## WORK TO BE COMPLETED
Reproduce the data below word for word, keeping every line unchanged.

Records
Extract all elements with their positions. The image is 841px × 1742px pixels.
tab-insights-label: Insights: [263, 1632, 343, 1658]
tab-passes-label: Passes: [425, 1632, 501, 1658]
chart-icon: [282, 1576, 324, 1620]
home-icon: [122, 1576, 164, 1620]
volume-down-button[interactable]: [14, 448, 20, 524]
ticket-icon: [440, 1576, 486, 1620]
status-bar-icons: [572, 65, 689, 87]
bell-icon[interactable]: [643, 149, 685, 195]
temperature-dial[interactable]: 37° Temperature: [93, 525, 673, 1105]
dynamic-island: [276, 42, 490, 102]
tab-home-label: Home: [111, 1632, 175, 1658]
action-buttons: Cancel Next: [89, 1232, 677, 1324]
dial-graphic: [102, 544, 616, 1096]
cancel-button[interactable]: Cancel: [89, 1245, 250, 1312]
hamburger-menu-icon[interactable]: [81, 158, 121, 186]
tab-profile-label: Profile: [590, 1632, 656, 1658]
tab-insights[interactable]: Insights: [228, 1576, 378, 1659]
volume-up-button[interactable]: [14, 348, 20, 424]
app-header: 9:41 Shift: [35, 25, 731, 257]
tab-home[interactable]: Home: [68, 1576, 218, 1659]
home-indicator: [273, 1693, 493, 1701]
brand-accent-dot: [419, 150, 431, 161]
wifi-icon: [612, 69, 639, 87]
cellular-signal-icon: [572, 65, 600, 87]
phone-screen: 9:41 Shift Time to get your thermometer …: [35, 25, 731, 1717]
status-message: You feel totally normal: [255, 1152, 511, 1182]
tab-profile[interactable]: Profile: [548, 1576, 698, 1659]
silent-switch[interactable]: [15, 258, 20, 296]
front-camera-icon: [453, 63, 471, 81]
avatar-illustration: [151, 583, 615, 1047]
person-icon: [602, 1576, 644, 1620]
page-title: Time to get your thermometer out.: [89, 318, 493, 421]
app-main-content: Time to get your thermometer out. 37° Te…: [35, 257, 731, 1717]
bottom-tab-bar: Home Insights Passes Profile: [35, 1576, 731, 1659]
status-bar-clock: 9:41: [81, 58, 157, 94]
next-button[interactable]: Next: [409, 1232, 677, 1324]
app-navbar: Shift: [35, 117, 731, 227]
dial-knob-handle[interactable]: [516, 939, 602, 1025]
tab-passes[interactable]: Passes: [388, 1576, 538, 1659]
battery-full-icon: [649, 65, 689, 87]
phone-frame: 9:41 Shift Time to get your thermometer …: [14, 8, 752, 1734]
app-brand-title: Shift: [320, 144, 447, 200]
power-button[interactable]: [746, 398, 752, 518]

## ANSWER FOR THE TASK
Extract all elements with their positions. The image is 841px × 1742px pixels.
tab-insights-label: Insights: [263, 1632, 343, 1658]
tab-passes-label: Passes: [425, 1632, 501, 1658]
chart-icon: [282, 1576, 324, 1620]
home-icon: [122, 1576, 164, 1620]
volume-down-button[interactable]: [14, 448, 20, 524]
ticket-icon: [440, 1576, 486, 1620]
status-bar-icons: [572, 65, 689, 87]
bell-icon[interactable]: [643, 149, 685, 195]
temperature-dial[interactable]: 37° Temperature: [93, 525, 673, 1105]
dynamic-island: [276, 42, 490, 102]
tab-home-label: Home: [111, 1632, 175, 1658]
action-buttons: Cancel Next: [89, 1232, 677, 1324]
dial-graphic: [102, 544, 616, 1096]
cancel-button[interactable]: Cancel: [89, 1245, 250, 1312]
hamburger-menu-icon[interactable]: [81, 158, 121, 186]
tab-profile-label: Profile: [590, 1632, 656, 1658]
tab-insights[interactable]: Insights: [228, 1576, 378, 1659]
volume-up-button[interactable]: [14, 348, 20, 424]
app-header: 9:41 Shift: [35, 25, 731, 257]
tab-home[interactable]: Home: [68, 1576, 218, 1659]
home-indicator: [273, 1693, 493, 1701]
brand-accent-dot: [419, 150, 431, 161]
wifi-icon: [612, 69, 639, 87]
cellular-signal-icon: [572, 65, 600, 87]
phone-screen: 9:41 Shift Time to get your thermometer …: [35, 25, 731, 1717]
status-message: You feel totally normal: [255, 1152, 511, 1182]
tab-profile[interactable]: Profile: [548, 1576, 698, 1659]
silent-switch[interactable]: [15, 258, 20, 296]
front-camera-icon: [453, 63, 471, 81]
avatar-illustration: [151, 583, 615, 1047]
person-icon: [602, 1576, 644, 1620]
page-title: Time to get your thermometer out.: [89, 318, 493, 421]
app-main-content: Time to get your thermometer out. 37° Te…: [35, 257, 731, 1717]
bottom-tab-bar: Home Insights Passes Profile: [35, 1576, 731, 1659]
status-bar-clock: 9:41: [81, 58, 157, 94]
next-button[interactable]: Next: [409, 1232, 677, 1324]
app-navbar: Shift: [35, 117, 731, 227]
dial-knob-handle[interactable]: [516, 939, 602, 1025]
tab-passes[interactable]: Passes: [388, 1576, 538, 1659]
battery-full-icon: [649, 65, 689, 87]
phone-frame: 9:41 Shift Time to get your thermometer …: [14, 8, 752, 1734]
app-brand-title: Shift: [320, 144, 447, 200]
power-button[interactable]: [746, 398, 752, 518]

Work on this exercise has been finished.